**Given records**
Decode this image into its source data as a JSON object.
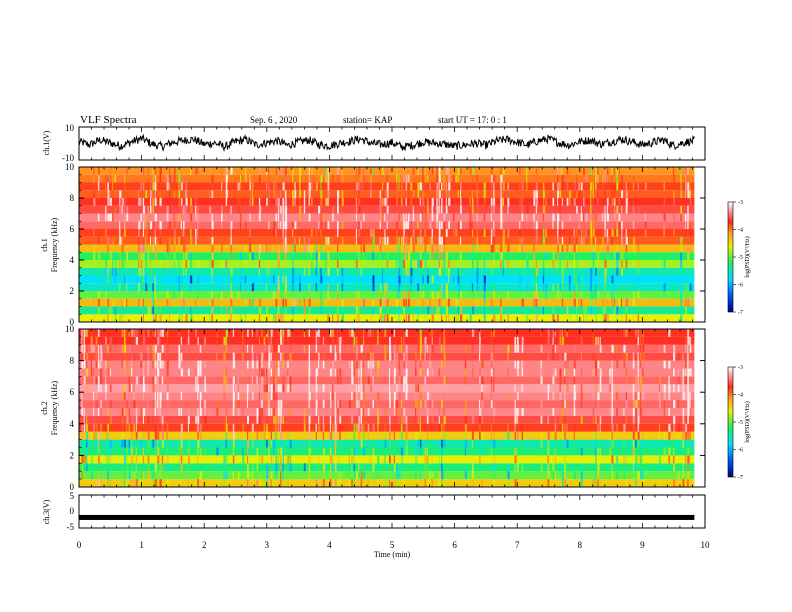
{
  "header": {
    "title": "VLF Spectra",
    "date": "Sep. 6  , 2020",
    "station": "station= KAP",
    "start_time": "start  UT =   17: 0  : 1"
  },
  "chart_data": [
    {
      "id": "ch1-waveform",
      "type": "line",
      "ylabel": "ch.1(V)",
      "ylim": [
        -10,
        10
      ],
      "yticks": [
        "10",
        "-10"
      ],
      "series": [
        {
          "values": [
            1.2,
            -0.8,
            2.1,
            0.4,
            -1.5,
            0.9,
            3.0,
            -0.3,
            -1.8,
            0.7,
            1.9,
            2.6,
            -0.5,
            0.3,
            -2.0,
            1.1,
            2.4,
            -0.9,
            0.5,
            1.7,
            -1.2,
            0.8,
            2.2,
            -0.6,
            -1.4,
            0.2,
            1.4,
            2.8,
            0.1,
            -0.7,
            0.6,
            -2.2,
            -1.0,
            0.9,
            0.3,
            -0.4,
            -1.6,
            -0.9,
            0.2,
            -1.1,
            1.5,
            2.5,
            0.8,
            -0.9,
            1.6,
            2.9,
            0.4,
            -1.0,
            1.2,
            2.0,
            -0.4,
            0.9,
            2.7,
            1.1,
            -0.8,
            0.5,
            2.3,
            -1.3,
            0.6,
            1.8
          ]
        }
      ]
    },
    {
      "id": "ch1-spectrogram",
      "type": "heatmap",
      "ylabel": "Frequency (kHz)",
      "channel_label": "ch.1",
      "ylim": [
        0,
        10
      ],
      "yticks": [
        "0",
        "2",
        "4",
        "6",
        "8",
        "10"
      ],
      "freq_bins_khz": [
        0.25,
        0.75,
        1.25,
        1.75,
        2.25,
        2.75,
        3.25,
        3.75,
        4.25,
        4.75,
        5.25,
        5.75,
        6.25,
        6.75,
        7.25,
        7.75,
        8.25,
        8.75,
        9.25,
        9.75
      ],
      "log_psd_by_bin": [
        -4.6,
        -5.4,
        -4.3,
        -5.0,
        -5.6,
        -5.8,
        -5.5,
        -4.8,
        -5.2,
        -4.3,
        -3.9,
        -3.8,
        -3.5,
        -3.4,
        -3.6,
        -3.7,
        -3.9,
        -3.8,
        -4.0,
        -4.1
      ],
      "colorbar": {
        "label": "log(PSD)(V²/Hz)",
        "range": [
          -7,
          -3
        ],
        "ticks": [
          "-3",
          "-4",
          "-5",
          "-6",
          "-7"
        ]
      }
    },
    {
      "id": "ch2-spectrogram",
      "type": "heatmap",
      "ylabel": "Frequency (kHz)",
      "channel_label": "ch.2",
      "ylim": [
        0,
        10
      ],
      "yticks": [
        "0",
        "2",
        "4",
        "6",
        "8",
        "10"
      ],
      "freq_bins_khz": [
        0.25,
        0.75,
        1.25,
        1.75,
        2.25,
        2.75,
        3.25,
        3.75,
        4.25,
        4.75,
        5.25,
        5.75,
        6.25,
        6.75,
        7.25,
        7.75,
        8.25,
        8.75,
        9.25,
        9.75
      ],
      "log_psd_by_bin": [
        -4.4,
        -5.0,
        -5.3,
        -4.6,
        -5.3,
        -5.5,
        -4.4,
        -3.8,
        -3.6,
        -3.4,
        -3.5,
        -3.4,
        -3.3,
        -3.5,
        -3.4,
        -3.4,
        -3.6,
        -3.5,
        -3.7,
        -3.7
      ],
      "colorbar": {
        "label": "log(PSD)(V²/Hz)",
        "range": [
          -7,
          -3
        ],
        "ticks": [
          "-3",
          "-4",
          "-5",
          "-6",
          "-7"
        ]
      }
    },
    {
      "id": "ch3-waveform",
      "type": "line",
      "ylabel": "ch.3(V)",
      "ylim": [
        -5,
        5
      ],
      "yticks": [
        "5",
        "0",
        "-5"
      ],
      "series": [
        {
          "values": [
            -1.8,
            -1.8,
            -1.8,
            -1.8,
            -1.8,
            -1.8,
            -1.8,
            -1.8,
            -1.8,
            -1.8
          ]
        }
      ]
    }
  ],
  "x_axis": {
    "label": "Time (min)",
    "xlim": [
      0,
      10
    ],
    "data_end": 9.83,
    "ticks": [
      "0",
      "1",
      "2",
      "3",
      "4",
      "5",
      "6",
      "7",
      "8",
      "9",
      "10"
    ]
  }
}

**What you need to do**
Reproduce the entries above word for word. Pictures stay out.

**Response for this exercise**
Decode this image into its source data as a JSON object.
{
  "header": {
    "title": "VLF Spectra",
    "date": "Sep. 6  , 2020",
    "station": "station= KAP",
    "start_time": "start  UT =   17: 0  : 1"
  },
  "chart_data": [
    {
      "id": "ch1-waveform",
      "type": "line",
      "ylabel": "ch.1(V)",
      "ylim": [
        -10,
        10
      ],
      "yticks": [
        "10",
        "-10"
      ],
      "series": [
        {
          "values": [
            1.2,
            -0.8,
            2.1,
            0.4,
            -1.5,
            0.9,
            3.0,
            -0.3,
            -1.8,
            0.7,
            1.9,
            2.6,
            -0.5,
            0.3,
            -2.0,
            1.1,
            2.4,
            -0.9,
            0.5,
            1.7,
            -1.2,
            0.8,
            2.2,
            -0.6,
            -1.4,
            0.2,
            1.4,
            2.8,
            0.1,
            -0.7,
            0.6,
            -2.2,
            -1.0,
            0.9,
            0.3,
            -0.4,
            -1.6,
            -0.9,
            0.2,
            -1.1,
            1.5,
            2.5,
            0.8,
            -0.9,
            1.6,
            2.9,
            0.4,
            -1.0,
            1.2,
            2.0,
            -0.4,
            0.9,
            2.7,
            1.1,
            -0.8,
            0.5,
            2.3,
            -1.3,
            0.6,
            1.8
          ]
        }
      ]
    },
    {
      "id": "ch1-spectrogram",
      "type": "heatmap",
      "ylabel": "Frequency (kHz)",
      "channel_label": "ch.1",
      "ylim": [
        0,
        10
      ],
      "yticks": [
        "0",
        "2",
        "4",
        "6",
        "8",
        "10"
      ],
      "freq_bins_khz": [
        0.25,
        0.75,
        1.25,
        1.75,
        2.25,
        2.75,
        3.25,
        3.75,
        4.25,
        4.75,
        5.25,
        5.75,
        6.25,
        6.75,
        7.25,
        7.75,
        8.25,
        8.75,
        9.25,
        9.75
      ],
      "log_psd_by_bin": [
        -4.6,
        -5.4,
        -4.3,
        -5.0,
        -5.6,
        -5.8,
        -5.5,
        -4.8,
        -5.2,
        -4.3,
        -3.9,
        -3.8,
        -3.5,
        -3.4,
        -3.6,
        -3.7,
        -3.9,
        -3.8,
        -4.0,
        -4.1
      ],
      "colorbar": {
        "label": "log(PSD)(V²/Hz)",
        "range": [
          -7,
          -3
        ],
        "ticks": [
          "-3",
          "-4",
          "-5",
          "-6",
          "-7"
        ]
      }
    },
    {
      "id": "ch2-spectrogram",
      "type": "heatmap",
      "ylabel": "Frequency (kHz)",
      "channel_label": "ch.2",
      "ylim": [
        0,
        10
      ],
      "yticks": [
        "0",
        "2",
        "4",
        "6",
        "8",
        "10"
      ],
      "freq_bins_khz": [
        0.25,
        0.75,
        1.25,
        1.75,
        2.25,
        2.75,
        3.25,
        3.75,
        4.25,
        4.75,
        5.25,
        5.75,
        6.25,
        6.75,
        7.25,
        7.75,
        8.25,
        8.75,
        9.25,
        9.75
      ],
      "log_psd_by_bin": [
        -4.4,
        -5.0,
        -5.3,
        -4.6,
        -5.3,
        -5.5,
        -4.4,
        -3.8,
        -3.6,
        -3.4,
        -3.5,
        -3.4,
        -3.3,
        -3.5,
        -3.4,
        -3.4,
        -3.6,
        -3.5,
        -3.7,
        -3.7
      ],
      "colorbar": {
        "label": "log(PSD)(V²/Hz)",
        "range": [
          -7,
          -3
        ],
        "ticks": [
          "-3",
          "-4",
          "-5",
          "-6",
          "-7"
        ]
      }
    },
    {
      "id": "ch3-waveform",
      "type": "line",
      "ylabel": "ch.3(V)",
      "ylim": [
        -5,
        5
      ],
      "yticks": [
        "5",
        "0",
        "-5"
      ],
      "series": [
        {
          "values": [
            -1.8,
            -1.8,
            -1.8,
            -1.8,
            -1.8,
            -1.8,
            -1.8,
            -1.8,
            -1.8,
            -1.8
          ]
        }
      ]
    }
  ],
  "x_axis": {
    "label": "Time (min)",
    "xlim": [
      0,
      10
    ],
    "data_end": 9.83,
    "ticks": [
      "0",
      "1",
      "2",
      "3",
      "4",
      "5",
      "6",
      "7",
      "8",
      "9",
      "10"
    ]
  }
}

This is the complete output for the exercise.